INSTRUCTIONS FOR THE TASK: Without including any images, reproduce each entry exactly.

-------- RECORD EXTRACTS

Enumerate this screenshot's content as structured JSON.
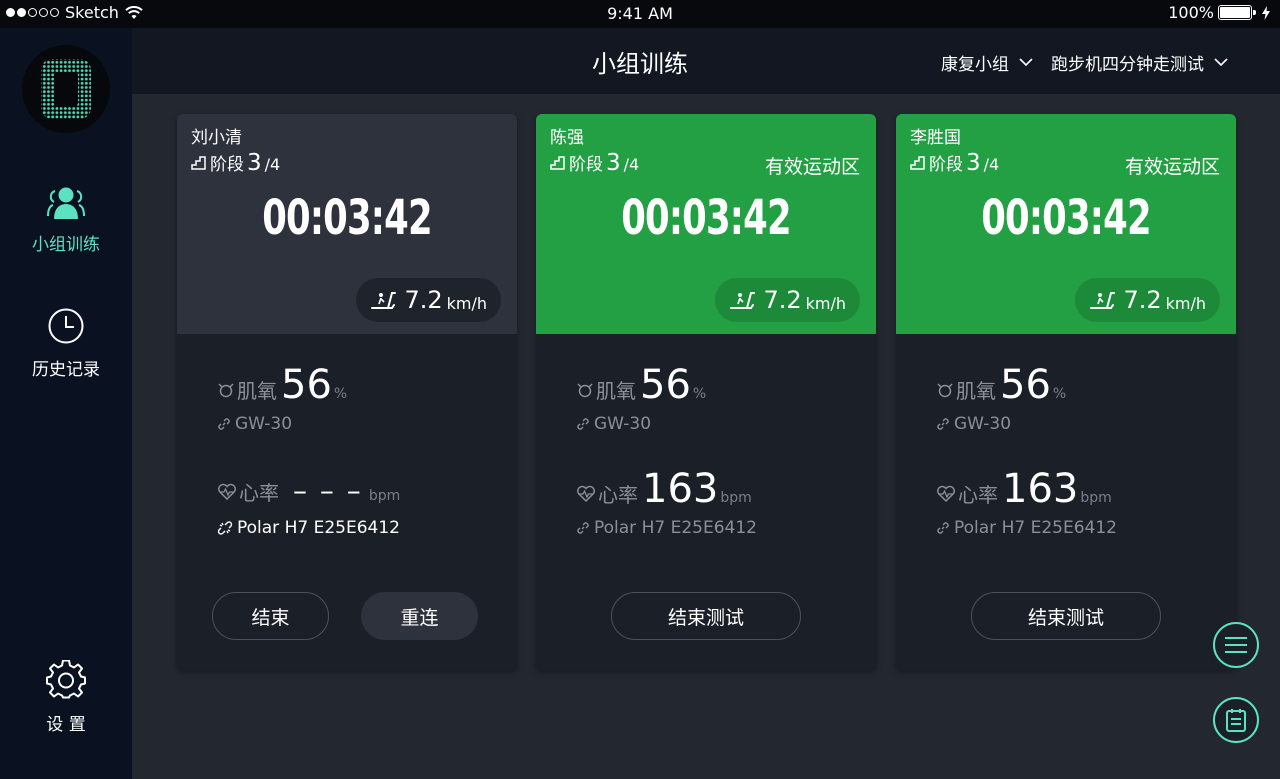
{
  "status_bar": {
    "carrier": "Sketch",
    "time": "9:41 AM",
    "battery": "100%"
  },
  "sidebar": {
    "items": [
      {
        "label": "小组训练",
        "icon": "group-icon",
        "active": true
      },
      {
        "label": "历史记录",
        "icon": "clock-icon"
      },
      {
        "label": "设 置",
        "icon": "gear-icon"
      }
    ]
  },
  "header": {
    "title": "小组训练",
    "group_select": "康复小组",
    "test_select": "跑步机四分钟走测试"
  },
  "cards": [
    {
      "name": "刘小清",
      "stage_label": "阶段",
      "stage_current": "3",
      "stage_total": "/4",
      "zone": "",
      "timer": "00:03:42",
      "speed": "7.2",
      "speed_unit": "km/h",
      "muscle_label": "肌氧",
      "muscle_value": "56",
      "muscle_unit": "%",
      "muscle_device": "GW-30",
      "hr_label": "心率",
      "hr_value": "– – –",
      "hr_unit": "bpm",
      "hr_device": "Polar H7 E25E6412",
      "btn_end": "结束",
      "btn_reconnect": "重连"
    },
    {
      "name": "陈强",
      "stage_label": "阶段",
      "stage_current": "3",
      "stage_total": "/4",
      "zone": "有效运动区",
      "timer": "00:03:42",
      "speed": "7.2",
      "speed_unit": "km/h",
      "muscle_label": "肌氧",
      "muscle_value": "56",
      "muscle_unit": "%",
      "muscle_device": "GW-30",
      "hr_label": "心率",
      "hr_value": "163",
      "hr_unit": "bpm",
      "hr_device": "Polar H7 E25E6412",
      "btn_end_test": "结束测试"
    },
    {
      "name": "李胜国",
      "stage_label": "阶段",
      "stage_current": "3",
      "stage_total": "/4",
      "zone": "有效运动区",
      "timer": "00:03:42",
      "speed": "7.2",
      "speed_unit": "km/h",
      "muscle_label": "肌氧",
      "muscle_value": "56",
      "muscle_unit": "%",
      "muscle_device": "GW-30",
      "hr_label": "心率",
      "hr_value": "163",
      "hr_unit": "bpm",
      "hr_device": "Polar H7 E25E6412",
      "btn_end_test": "结束测试"
    }
  ],
  "colors": {
    "accent": "#5ce2c1",
    "zone_green": "#24a044",
    "card_bg": "#1b1f28"
  }
}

----------------

ANSWER TO THE EXERCISE:
Enumerate this screenshot's content as structured JSON.
{
  "status_bar": {
    "carrier": "Sketch",
    "time": "9:41 AM",
    "battery": "100%"
  },
  "sidebar": {
    "items": [
      {
        "label": "小组训练",
        "icon": "group-icon",
        "active": true
      },
      {
        "label": "历史记录",
        "icon": "clock-icon"
      },
      {
        "label": "设 置",
        "icon": "gear-icon"
      }
    ]
  },
  "header": {
    "title": "小组训练",
    "group_select": "康复小组",
    "test_select": "跑步机四分钟走测试"
  },
  "cards": [
    {
      "name": "刘小清",
      "stage_label": "阶段",
      "stage_current": "3",
      "stage_total": "/4",
      "zone": "",
      "timer": "00:03:42",
      "speed": "7.2",
      "speed_unit": "km/h",
      "muscle_label": "肌氧",
      "muscle_value": "56",
      "muscle_unit": "%",
      "muscle_device": "GW-30",
      "hr_label": "心率",
      "hr_value": "– – –",
      "hr_unit": "bpm",
      "hr_device": "Polar H7 E25E6412",
      "btn_end": "结束",
      "btn_reconnect": "重连"
    },
    {
      "name": "陈强",
      "stage_label": "阶段",
      "stage_current": "3",
      "stage_total": "/4",
      "zone": "有效运动区",
      "timer": "00:03:42",
      "speed": "7.2",
      "speed_unit": "km/h",
      "muscle_label": "肌氧",
      "muscle_value": "56",
      "muscle_unit": "%",
      "muscle_device": "GW-30",
      "hr_label": "心率",
      "hr_value": "163",
      "hr_unit": "bpm",
      "hr_device": "Polar H7 E25E6412",
      "btn_end_test": "结束测试"
    },
    {
      "name": "李胜国",
      "stage_label": "阶段",
      "stage_current": "3",
      "stage_total": "/4",
      "zone": "有效运动区",
      "timer": "00:03:42",
      "speed": "7.2",
      "speed_unit": "km/h",
      "muscle_label": "肌氧",
      "muscle_value": "56",
      "muscle_unit": "%",
      "muscle_device": "GW-30",
      "hr_label": "心率",
      "hr_value": "163",
      "hr_unit": "bpm",
      "hr_device": "Polar H7 E25E6412",
      "btn_end_test": "结束测试"
    }
  ],
  "colors": {
    "accent": "#5ce2c1",
    "zone_green": "#24a044",
    "card_bg": "#1b1f28"
  }
}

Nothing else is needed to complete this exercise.